** START OF DATA PROVIDED **
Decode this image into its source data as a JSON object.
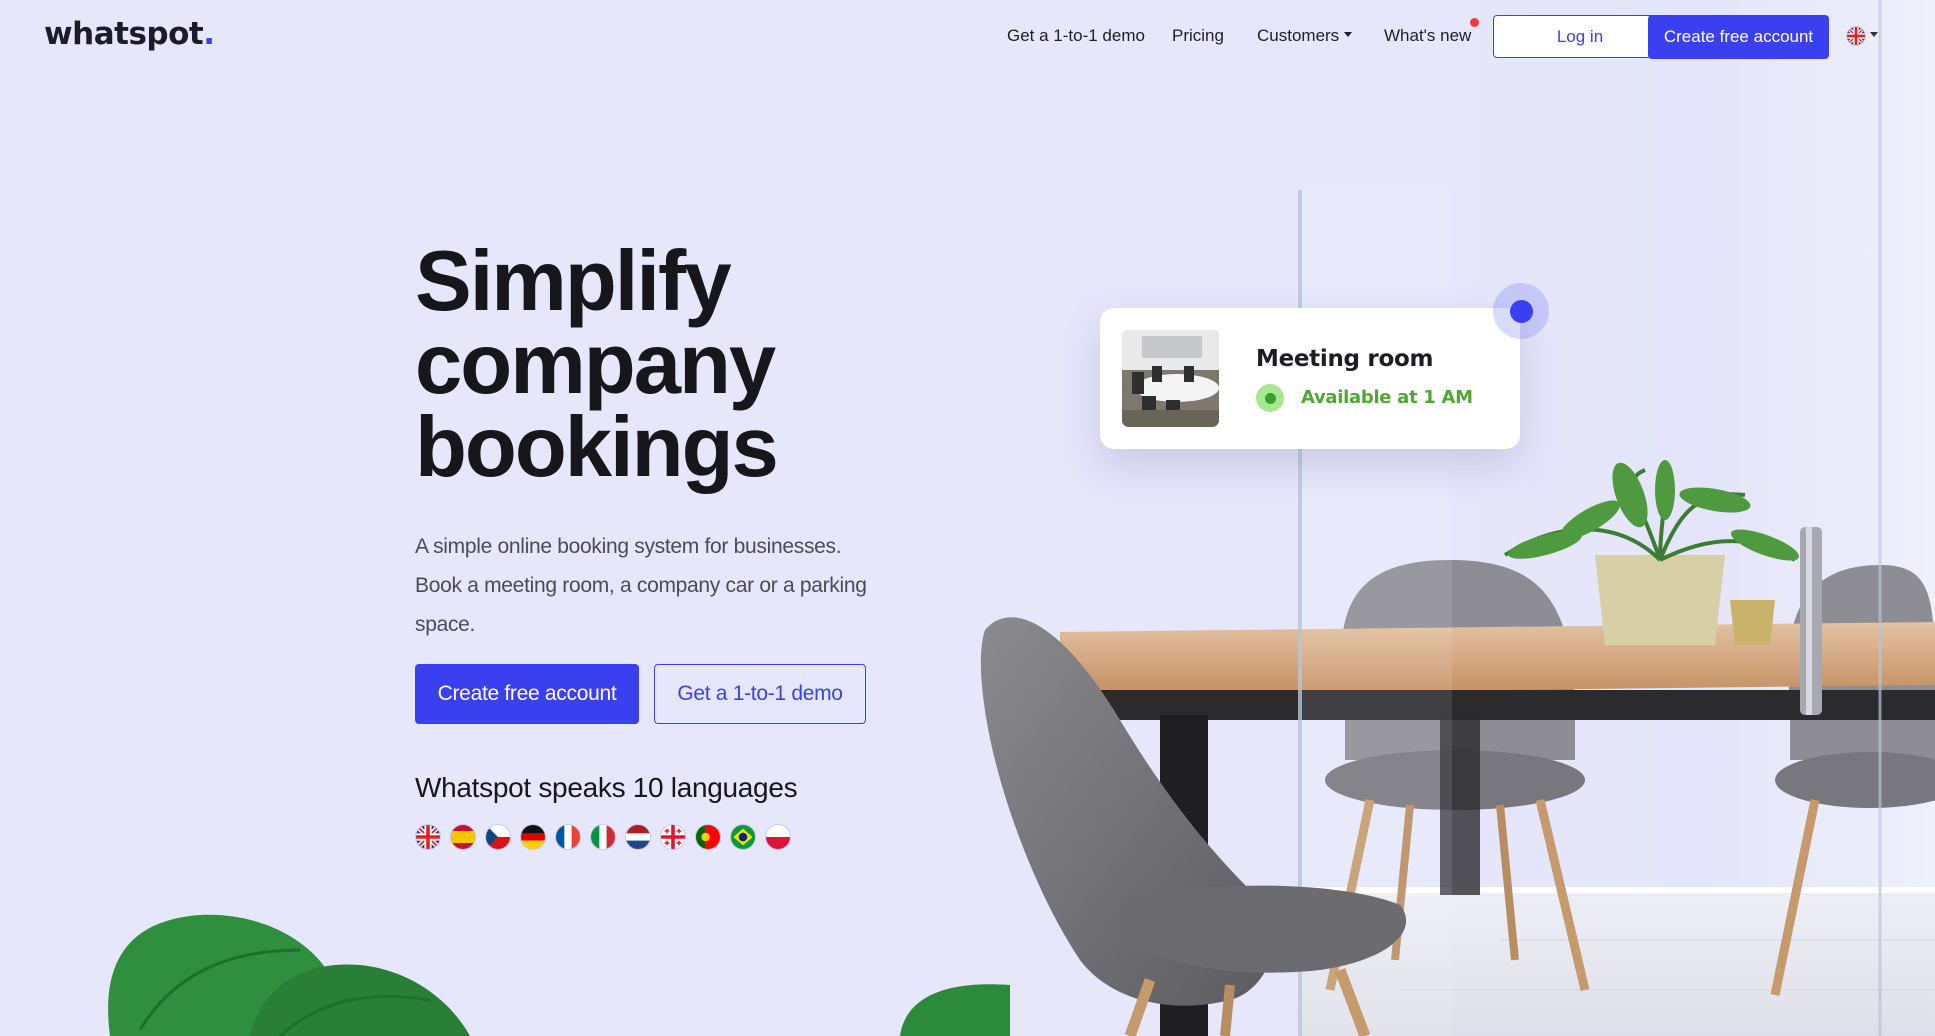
{
  "nav": {
    "logo": "whatspot",
    "logo_dot": ".",
    "links": {
      "demo": "Get a 1-to-1 demo",
      "pricing": "Pricing",
      "customers": "Customers",
      "whats_new": "What's new"
    },
    "login": "Log in",
    "create_account": "Create free account",
    "language_icon": "uk-flag-icon"
  },
  "hero": {
    "title_line1": "Simplify",
    "title_line2": "company",
    "title_line3": "bookings",
    "subtitle": "A simple online booking system for businesses. Book a meeting room, a company car or a parking space.",
    "cta_primary": "Create free account",
    "cta_secondary": "Get a 1-to-1 demo",
    "languages_heading": "Whatspot speaks 10 languages",
    "flags": [
      "uk-flag-icon",
      "spain-flag-icon",
      "czech-flag-icon",
      "germany-flag-icon",
      "france-flag-icon",
      "italy-flag-icon",
      "netherlands-flag-icon",
      "georgia-flag-icon",
      "portugal-flag-icon",
      "brazil-flag-icon",
      "poland-flag-icon"
    ]
  },
  "booking_card": {
    "title": "Meeting room",
    "status": "Available at 1 AM"
  },
  "colors": {
    "accent": "#3a40f0",
    "background": "#e6e7fb",
    "available": "#4ea832",
    "notification": "#ee3a3a"
  }
}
** END OF DATA PROVIDED **
■ **WHAT IS ASKED**
From the entries, copy out each line containing the word "free".

■ **TASK RESULT**
    "create_account": "Create free account",
    "cta_primary": "Create free account",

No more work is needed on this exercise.